# [What is asked]
Copy the rows below word for word, leaving out the pictures.

# [Data lines]
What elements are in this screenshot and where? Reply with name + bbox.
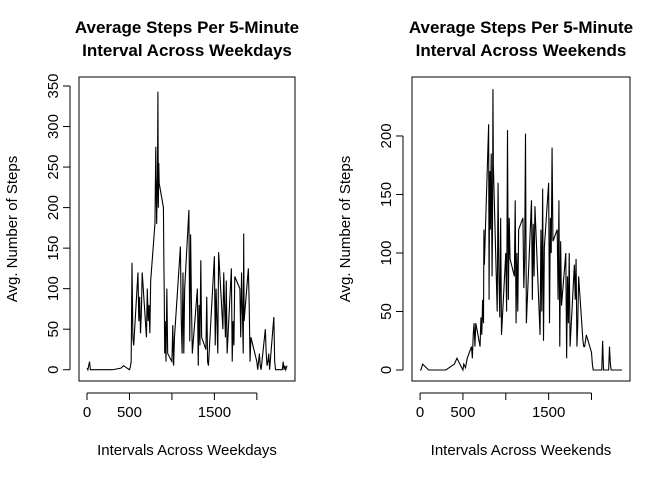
- chart-title: Average Steps Per 5-Minute: [409, 18, 633, 37]
- chart-title: Interval Across Weekdays: [82, 41, 292, 60]
- plot-box: [78, 76, 296, 382]
- x-tick-label: 1500: [198, 404, 231, 421]
- y-tick-label: 50: [378, 303, 395, 320]
- y-tick-label: 100: [45, 276, 62, 301]
- y-axis-label: Avg. Number of Steps: [337, 156, 354, 302]
- chart-title: Average Steps Per 5-Minute: [75, 18, 299, 37]
- y-tick-label: 150: [378, 182, 395, 207]
- y-tick-label: 50: [45, 321, 62, 338]
- plot-box: [411, 76, 631, 382]
- x-tick-label: 0: [416, 404, 424, 421]
- y-tick-label: 200: [45, 195, 62, 220]
- y-tick-label: 100: [378, 240, 395, 265]
- x-axis-label: Intervals Across Weekdays: [97, 442, 277, 459]
- x-tick-label: 500: [117, 404, 142, 421]
- data-line: [420, 89, 622, 372]
- y-tick-label: 0: [45, 366, 62, 374]
- y-tick-label: 0: [378, 366, 395, 374]
- y-tick-label: 300: [45, 114, 62, 139]
- data-line: [86, 91, 288, 372]
- x-tick-label: 500: [450, 404, 475, 421]
- y-tick-label: 250: [45, 155, 62, 180]
- y-axis-label: Avg. Number of Steps: [4, 156, 21, 302]
- y-tick-label: 200: [378, 123, 395, 148]
- y-tick-label: 350: [45, 73, 62, 98]
- x-axis-label: Intervals Across Weekends: [431, 442, 612, 459]
- y-tick-label: 150: [45, 236, 62, 261]
- x-tick-label: 1500: [532, 404, 565, 421]
- x-tick-label: 0: [83, 404, 91, 421]
- chart-title: Interval Across Weekends: [416, 41, 627, 60]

# [Result of this task]
What elements are in this screenshot and where? Reply with name + bbox.
- chart-title: Average Steps Per 5-Minute: [409, 18, 633, 37]
- chart-title: Interval Across Weekdays: [82, 41, 292, 60]
- plot-box: [78, 76, 296, 382]
- x-tick-label: 1500: [198, 404, 231, 421]
- y-tick-label: 50: [378, 303, 395, 320]
- y-tick-label: 100: [45, 276, 62, 301]
- y-axis-label: Avg. Number of Steps: [337, 156, 354, 302]
- chart-title: Average Steps Per 5-Minute: [75, 18, 299, 37]
- y-tick-label: 150: [378, 182, 395, 207]
- y-tick-label: 50: [45, 321, 62, 338]
- plot-box: [411, 76, 631, 382]
- x-tick-label: 0: [416, 404, 424, 421]
- y-tick-label: 200: [45, 195, 62, 220]
- y-tick-label: 100: [378, 240, 395, 265]
- x-axis-label: Intervals Across Weekdays: [97, 442, 277, 459]
- x-tick-label: 500: [117, 404, 142, 421]
- data-line: [420, 89, 622, 372]
- y-tick-label: 0: [45, 366, 62, 374]
- y-tick-label: 0: [378, 366, 395, 374]
- y-tick-label: 300: [45, 114, 62, 139]
- data-line: [86, 91, 288, 372]
- x-tick-label: 500: [450, 404, 475, 421]
- y-tick-label: 250: [45, 155, 62, 180]
- y-axis-label: Avg. Number of Steps: [4, 156, 21, 302]
- y-tick-label: 200: [378, 123, 395, 148]
- y-tick-label: 350: [45, 73, 62, 98]
- x-axis-label: Intervals Across Weekends: [431, 442, 612, 459]
- y-tick-label: 150: [45, 236, 62, 261]
- x-tick-label: 1500: [532, 404, 565, 421]
- x-tick-label: 0: [83, 404, 91, 421]
- chart-title: Interval Across Weekends: [416, 41, 627, 60]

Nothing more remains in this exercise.